» **Problem**
Where a line holds the string "JSON", return that line.

» **Raw records**
⟨

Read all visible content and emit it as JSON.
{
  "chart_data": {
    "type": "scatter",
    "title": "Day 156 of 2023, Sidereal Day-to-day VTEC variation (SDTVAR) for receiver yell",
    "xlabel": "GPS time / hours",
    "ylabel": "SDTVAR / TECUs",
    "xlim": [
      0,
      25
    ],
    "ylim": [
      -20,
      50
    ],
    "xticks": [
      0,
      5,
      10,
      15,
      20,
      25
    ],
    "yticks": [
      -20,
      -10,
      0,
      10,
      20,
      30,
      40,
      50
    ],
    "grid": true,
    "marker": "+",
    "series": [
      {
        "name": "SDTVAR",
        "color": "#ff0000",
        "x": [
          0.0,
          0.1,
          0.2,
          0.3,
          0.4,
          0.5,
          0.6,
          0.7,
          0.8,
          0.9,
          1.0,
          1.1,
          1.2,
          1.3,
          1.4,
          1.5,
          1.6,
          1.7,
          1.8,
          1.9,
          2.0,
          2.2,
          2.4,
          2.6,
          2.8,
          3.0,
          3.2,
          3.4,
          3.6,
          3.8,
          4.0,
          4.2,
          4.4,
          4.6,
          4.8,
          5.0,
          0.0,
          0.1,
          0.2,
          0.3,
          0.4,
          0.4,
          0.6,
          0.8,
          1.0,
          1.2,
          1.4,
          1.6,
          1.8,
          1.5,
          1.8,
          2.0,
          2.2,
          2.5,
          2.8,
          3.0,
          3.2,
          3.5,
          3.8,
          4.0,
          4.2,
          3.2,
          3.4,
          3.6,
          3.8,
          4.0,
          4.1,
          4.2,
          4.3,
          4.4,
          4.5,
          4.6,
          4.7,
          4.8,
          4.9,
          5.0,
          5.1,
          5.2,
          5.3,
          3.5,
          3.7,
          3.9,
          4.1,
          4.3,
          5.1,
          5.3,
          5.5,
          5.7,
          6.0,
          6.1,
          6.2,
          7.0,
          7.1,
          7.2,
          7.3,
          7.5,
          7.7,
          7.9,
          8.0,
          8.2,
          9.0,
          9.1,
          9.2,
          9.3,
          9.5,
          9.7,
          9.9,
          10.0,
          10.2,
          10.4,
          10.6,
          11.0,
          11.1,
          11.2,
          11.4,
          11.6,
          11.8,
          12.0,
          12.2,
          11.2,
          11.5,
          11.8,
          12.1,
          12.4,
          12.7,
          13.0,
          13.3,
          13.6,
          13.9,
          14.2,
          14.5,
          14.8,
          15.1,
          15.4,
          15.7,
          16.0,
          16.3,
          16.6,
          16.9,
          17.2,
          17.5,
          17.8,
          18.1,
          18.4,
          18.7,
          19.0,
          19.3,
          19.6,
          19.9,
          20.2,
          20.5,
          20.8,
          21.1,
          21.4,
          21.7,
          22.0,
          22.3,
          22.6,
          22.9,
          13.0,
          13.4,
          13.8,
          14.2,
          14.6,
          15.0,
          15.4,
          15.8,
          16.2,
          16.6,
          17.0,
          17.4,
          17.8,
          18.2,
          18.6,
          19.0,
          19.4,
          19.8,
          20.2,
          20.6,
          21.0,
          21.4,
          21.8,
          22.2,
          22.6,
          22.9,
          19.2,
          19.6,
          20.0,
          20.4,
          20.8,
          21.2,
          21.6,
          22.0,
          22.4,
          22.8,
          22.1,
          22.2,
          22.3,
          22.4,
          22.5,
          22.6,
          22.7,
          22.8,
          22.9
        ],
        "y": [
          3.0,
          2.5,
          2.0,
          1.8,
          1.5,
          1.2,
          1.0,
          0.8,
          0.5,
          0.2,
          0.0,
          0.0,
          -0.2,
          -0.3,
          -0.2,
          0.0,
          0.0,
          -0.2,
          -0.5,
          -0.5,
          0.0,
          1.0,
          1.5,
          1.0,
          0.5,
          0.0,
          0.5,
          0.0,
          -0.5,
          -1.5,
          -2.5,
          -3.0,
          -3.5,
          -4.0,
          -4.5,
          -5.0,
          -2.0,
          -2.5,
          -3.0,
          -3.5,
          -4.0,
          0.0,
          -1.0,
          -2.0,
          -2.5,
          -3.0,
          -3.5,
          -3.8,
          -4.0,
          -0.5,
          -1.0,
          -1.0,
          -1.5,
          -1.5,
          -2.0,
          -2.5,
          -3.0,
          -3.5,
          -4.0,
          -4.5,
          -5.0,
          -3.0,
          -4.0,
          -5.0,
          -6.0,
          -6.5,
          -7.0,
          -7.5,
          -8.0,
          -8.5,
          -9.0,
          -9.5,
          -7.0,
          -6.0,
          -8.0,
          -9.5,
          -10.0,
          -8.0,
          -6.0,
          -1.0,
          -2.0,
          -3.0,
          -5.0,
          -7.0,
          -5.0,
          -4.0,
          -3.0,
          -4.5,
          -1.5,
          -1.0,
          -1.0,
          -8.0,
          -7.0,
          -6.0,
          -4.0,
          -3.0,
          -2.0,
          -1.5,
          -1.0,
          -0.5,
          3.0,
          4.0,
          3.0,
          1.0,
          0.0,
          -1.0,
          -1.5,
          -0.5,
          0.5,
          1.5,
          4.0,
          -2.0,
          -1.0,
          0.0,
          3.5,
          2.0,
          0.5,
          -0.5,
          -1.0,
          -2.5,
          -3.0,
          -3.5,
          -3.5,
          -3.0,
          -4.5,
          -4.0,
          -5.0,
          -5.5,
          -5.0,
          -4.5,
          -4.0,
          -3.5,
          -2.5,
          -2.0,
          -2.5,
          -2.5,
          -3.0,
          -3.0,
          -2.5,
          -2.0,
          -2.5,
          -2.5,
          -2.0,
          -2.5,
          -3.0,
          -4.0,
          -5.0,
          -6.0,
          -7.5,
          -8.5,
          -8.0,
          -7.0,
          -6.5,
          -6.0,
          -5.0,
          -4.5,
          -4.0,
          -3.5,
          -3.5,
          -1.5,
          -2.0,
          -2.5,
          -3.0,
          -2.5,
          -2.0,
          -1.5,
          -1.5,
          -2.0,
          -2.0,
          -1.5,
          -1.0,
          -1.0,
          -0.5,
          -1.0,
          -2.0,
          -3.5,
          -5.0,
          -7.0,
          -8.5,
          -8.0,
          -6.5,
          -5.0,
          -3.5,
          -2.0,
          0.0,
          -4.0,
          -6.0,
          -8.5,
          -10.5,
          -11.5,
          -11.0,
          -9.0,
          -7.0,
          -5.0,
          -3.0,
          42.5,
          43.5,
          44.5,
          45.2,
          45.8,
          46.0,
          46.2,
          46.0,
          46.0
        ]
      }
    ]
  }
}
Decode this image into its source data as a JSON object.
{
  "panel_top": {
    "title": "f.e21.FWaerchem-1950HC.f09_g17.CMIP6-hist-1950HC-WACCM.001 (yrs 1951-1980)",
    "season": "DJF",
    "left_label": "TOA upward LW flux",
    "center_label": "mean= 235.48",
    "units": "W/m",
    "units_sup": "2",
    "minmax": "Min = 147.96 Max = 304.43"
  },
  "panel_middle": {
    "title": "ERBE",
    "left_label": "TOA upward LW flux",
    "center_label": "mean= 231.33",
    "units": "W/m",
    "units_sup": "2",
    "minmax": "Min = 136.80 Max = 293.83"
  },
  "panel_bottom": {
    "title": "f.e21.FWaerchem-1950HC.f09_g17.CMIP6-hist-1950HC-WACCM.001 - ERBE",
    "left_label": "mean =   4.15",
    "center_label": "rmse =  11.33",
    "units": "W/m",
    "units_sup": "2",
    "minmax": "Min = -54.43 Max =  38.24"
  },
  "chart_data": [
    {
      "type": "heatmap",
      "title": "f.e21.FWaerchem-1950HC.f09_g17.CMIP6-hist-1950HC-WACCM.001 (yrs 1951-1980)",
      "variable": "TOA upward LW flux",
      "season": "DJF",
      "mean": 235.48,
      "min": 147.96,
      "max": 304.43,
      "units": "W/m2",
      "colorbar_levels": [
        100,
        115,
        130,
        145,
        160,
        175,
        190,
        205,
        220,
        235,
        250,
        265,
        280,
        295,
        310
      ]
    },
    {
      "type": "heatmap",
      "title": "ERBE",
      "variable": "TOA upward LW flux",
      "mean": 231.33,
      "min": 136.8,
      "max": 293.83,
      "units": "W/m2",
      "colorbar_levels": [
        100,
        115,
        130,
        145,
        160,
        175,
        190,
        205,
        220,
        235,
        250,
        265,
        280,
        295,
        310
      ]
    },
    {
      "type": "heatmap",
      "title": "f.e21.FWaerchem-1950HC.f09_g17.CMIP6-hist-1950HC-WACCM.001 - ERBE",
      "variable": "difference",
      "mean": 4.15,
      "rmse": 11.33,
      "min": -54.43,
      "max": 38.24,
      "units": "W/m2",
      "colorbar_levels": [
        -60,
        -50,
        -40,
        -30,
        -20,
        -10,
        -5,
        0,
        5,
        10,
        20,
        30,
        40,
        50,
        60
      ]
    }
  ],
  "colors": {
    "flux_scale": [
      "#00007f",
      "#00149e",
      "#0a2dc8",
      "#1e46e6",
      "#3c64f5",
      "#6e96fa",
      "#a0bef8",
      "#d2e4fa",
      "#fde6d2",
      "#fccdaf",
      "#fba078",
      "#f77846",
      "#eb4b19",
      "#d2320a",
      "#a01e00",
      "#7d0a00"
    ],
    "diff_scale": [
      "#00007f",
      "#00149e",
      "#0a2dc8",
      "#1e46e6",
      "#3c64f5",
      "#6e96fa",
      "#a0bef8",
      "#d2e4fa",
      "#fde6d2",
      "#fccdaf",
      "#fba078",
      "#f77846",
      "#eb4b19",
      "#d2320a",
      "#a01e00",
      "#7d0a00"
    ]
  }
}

⟩

» **Task response**
Read all visible content and emit it as JSON.
Decode this image into its source data as a JSON object.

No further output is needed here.